THE TASK >> Every line of the data that contains the string "ping" must be copied.

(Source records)

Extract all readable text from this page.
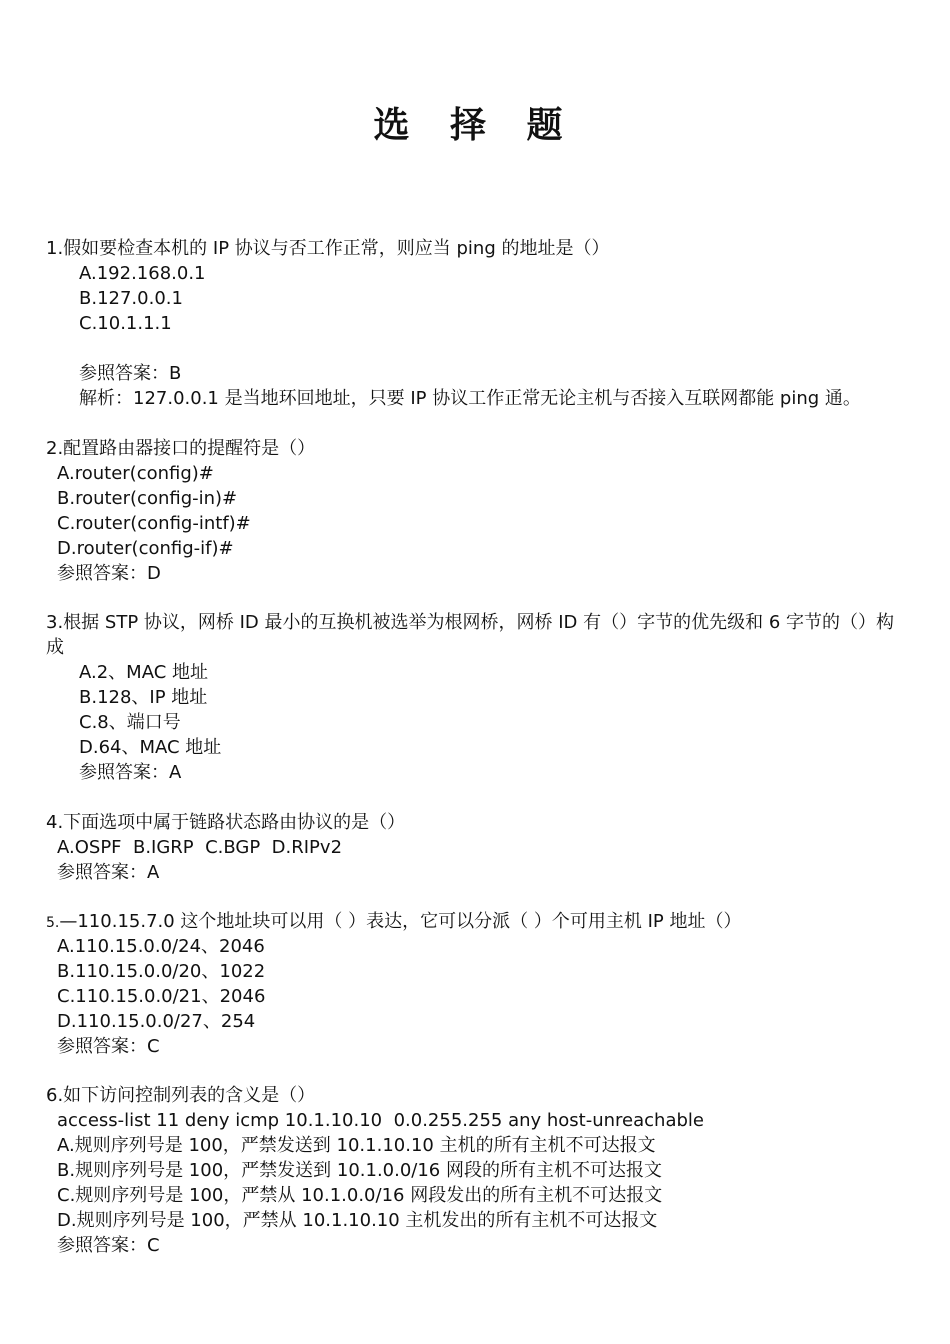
选 择 题
1.假如要检查本机的 IP 协议与否工作正常，则应当 ping 的地址是（）
A.192.168.0.1
B.127.0.0.1
C.10.1.1.1
参照答案：B
解析：127.0.0.1 是当地环回地址，只要 IP 协议工作正常无论主机与否接入互联网都能 ping 通。
2.配置路由器接口的提醒符是（）
A.router(config)#
B.router(config-in)#
C.router(config-intf)#
D.router(config-if)#
参照答案：D
3.根据 STP 协议，网桥 ID 最小的互换机被选举为根网桥，网桥 ID 有（）字节的优先级和 6 字节的（）构成
A.2、MAC 地址
B.128、IP 地址
C.8、端口号
D.64、MAC 地址
参照答案：A
4.下面选项中属于链路状态路由协议的是（）
A.OSPF  B.IGRP  C.BGP  D.RIPv2
参照答案：A
5.—110.15.7.0 这个地址块可以用（ ）表达，它可以分派（ ）个可用主机 IP 地址（）
A.110.15.0.0/24、2046
B.110.15.0.0/20、1022
C.110.15.0.0/21、2046
D.110.15.0.0/27、254
参照答案：C
6.如下访问控制列表的含义是（）
access-list 11 deny icmp 10.1.10.10  0.0.255.255 any host-unreachable
A.规则序列号是 100，严禁发送到 10.1.10.10 主机的所有主机不可达报文
B.规则序列号是 100，严禁发送到 10.1.0.0/16 网段的所有主机不可达报文
C.规则序列号是 100，严禁从 10.1.0.0/16 网段发出的所有主机不可达报文
D.规则序列号是 100，严禁从 10.1.10.10 主机发出的所有主机不可达报文
参照答案：C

SOLUTION FOR THIS PROBLEM >>
1.假如要检查本机的 IP 协议与否工作正常，则应当 ping 的地址是（）
解析：127.0.0.1 是当地环回地址，只要 IP 协议工作正常无论主机与否接入互联网都能 ping 通。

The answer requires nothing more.